▶ [Exercise aim]: Transcribe the whole listing without a single picture.
═════ Supplied data ═════
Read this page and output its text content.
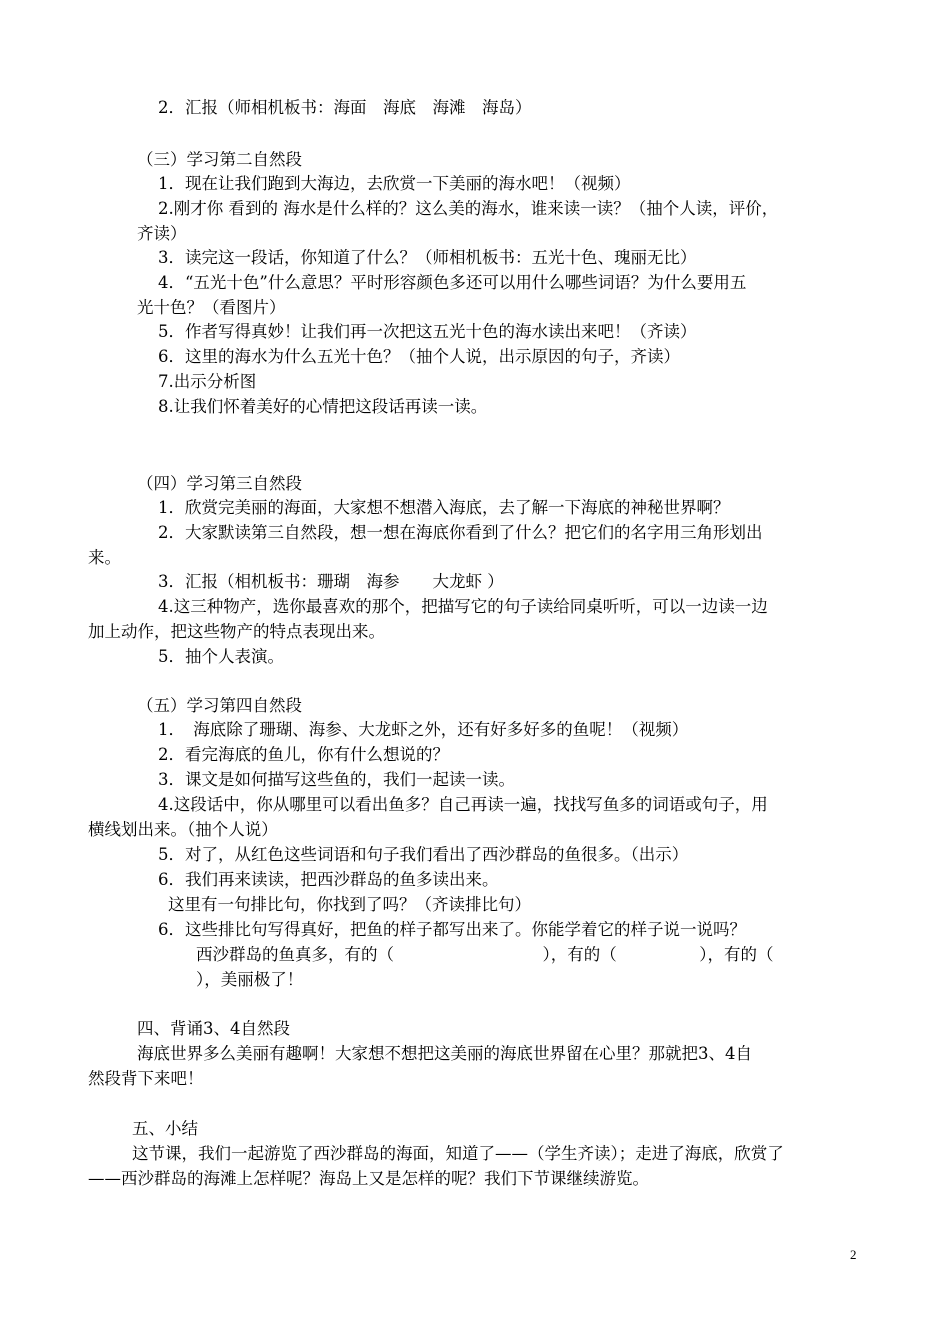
2．汇报（师相机板书：海面　海底　海滩　海岛）
（三）学习第二自然段
1．现在让我们跑到大海边，去欣赏一下美丽的海水吧！（视频）
2.刚才你 看到的 海水是什么样的？这么美的海水，谁来读一读？（抽个人读，评价，
齐读）
3．读完这一段话，你知道了什么？（师相机板书：五光十色、瑰丽无比）
4．“五光十色”什么意思？平时形容颜色多还可以用什么哪些词语？为什么要用五
光十色？（看图片）
5．作者写得真妙！让我们再一次把这五光十色的海水读出来吧！（齐读）
6．这里的海水为什么五光十色？（抽个人说，出示原因的句子，齐读）
7.出示分析图
8.让我们怀着美好的心情把这段话再读一读。
（四）学习第三自然段
1．欣赏完美丽的海面，大家想不想潜入海底，去了解一下海底的神秘世界啊？
2．大家默读第三自然段，想一想在海底你看到了什么？把它们的名字用三角形划出
来。
3．汇报（相机板书：珊瑚　海参　　大龙虾 ）
4.这三种物产，选你最喜欢的那个，把描写它的句子读给同桌听听，可以一边读一边
加上动作，把这些物产的特点表现出来。
5．抽个人表演。
（五）学习第四自然段
1．　海底除了珊瑚、海参、大龙虾之外，还有好多好多的鱼呢！（视频）
2．看完海底的鱼儿，你有什么想说的？
3．课文是如何描写这些鱼的，我们一起读一读。
4.这段话中，你从哪里可以看出鱼多？自己再读一遍，找找写鱼多的词语或句子，用
横线划出来。（抽个人说）
5．对了，从红色这些词语和句子我们看出了西沙群岛的鱼很多。（出示）
6．我们再来读读，把西沙群岛的鱼多读出来。
这里有一句排比句，你找到了吗？（齐读排比句）
6．这些排比句写得真好，把鱼的样子都写出来了。你能学着它的样子说一说吗？
西沙群岛的鱼真多，有的（　　　　　　　　　），有的（　　　　　），有的（
），美丽极了！
四、背诵3、4自然段
海底世界多么美丽有趣啊！大家想不想把这美丽的海底世界留在心里？那就把3、4自
然段背下来吧！
五、小结
这节课，我们一起游览了西沙群岛的海面，知道了——（学生齐读）；走进了海底，欣赏了
——西沙群岛的海滩上怎样呢？海岛上又是怎样的呢？我们下节课继续游览。
2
═════
▶ [The response]:
Read this page and output its text content.
2．汇报（师相机板书：海面　海底　海滩　海岛）
（三）学习第二自然段
1．现在让我们跑到大海边，去欣赏一下美丽的海水吧！（视频）
2.刚才你 看到的 海水是什么样的？这么美的海水，谁来读一读？（抽个人读，评价，
齐读）
3．读完这一段话，你知道了什么？（师相机板书：五光十色、瑰丽无比）
4．“五光十色”什么意思？平时形容颜色多还可以用什么哪些词语？为什么要用五
光十色？（看图片）
5．作者写得真妙！让我们再一次把这五光十色的海水读出来吧！（齐读）
6．这里的海水为什么五光十色？（抽个人说，出示原因的句子，齐读）
7.出示分析图
8.让我们怀着美好的心情把这段话再读一读。
（四）学习第三自然段
1．欣赏完美丽的海面，大家想不想潜入海底，去了解一下海底的神秘世界啊？
2．大家默读第三自然段，想一想在海底你看到了什么？把它们的名字用三角形划出
来。
3．汇报（相机板书：珊瑚　海参　　大龙虾 ）
4.这三种物产，选你最喜欢的那个，把描写它的句子读给同桌听听，可以一边读一边
加上动作，把这些物产的特点表现出来。
5．抽个人表演。
（五）学习第四自然段
1．　海底除了珊瑚、海参、大龙虾之外，还有好多好多的鱼呢！（视频）
2．看完海底的鱼儿，你有什么想说的？
3．课文是如何描写这些鱼的，我们一起读一读。
4.这段话中，你从哪里可以看出鱼多？自己再读一遍，找找写鱼多的词语或句子，用
横线划出来。（抽个人说）
5．对了，从红色这些词语和句子我们看出了西沙群岛的鱼很多。（出示）
6．我们再来读读，把西沙群岛的鱼多读出来。
这里有一句排比句，你找到了吗？（齐读排比句）
6．这些排比句写得真好，把鱼的样子都写出来了。你能学着它的样子说一说吗？
西沙群岛的鱼真多，有的（　　　　　　　　　），有的（　　　　　），有的（
），美丽极了！
四、背诵3、4自然段
海底世界多么美丽有趣啊！大家想不想把这美丽的海底世界留在心里？那就把3、4自
然段背下来吧！
五、小结
这节课，我们一起游览了西沙群岛的海面，知道了——（学生齐读）；走进了海底，欣赏了
——西沙群岛的海滩上怎样呢？海岛上又是怎样的呢？我们下节课继续游览。
2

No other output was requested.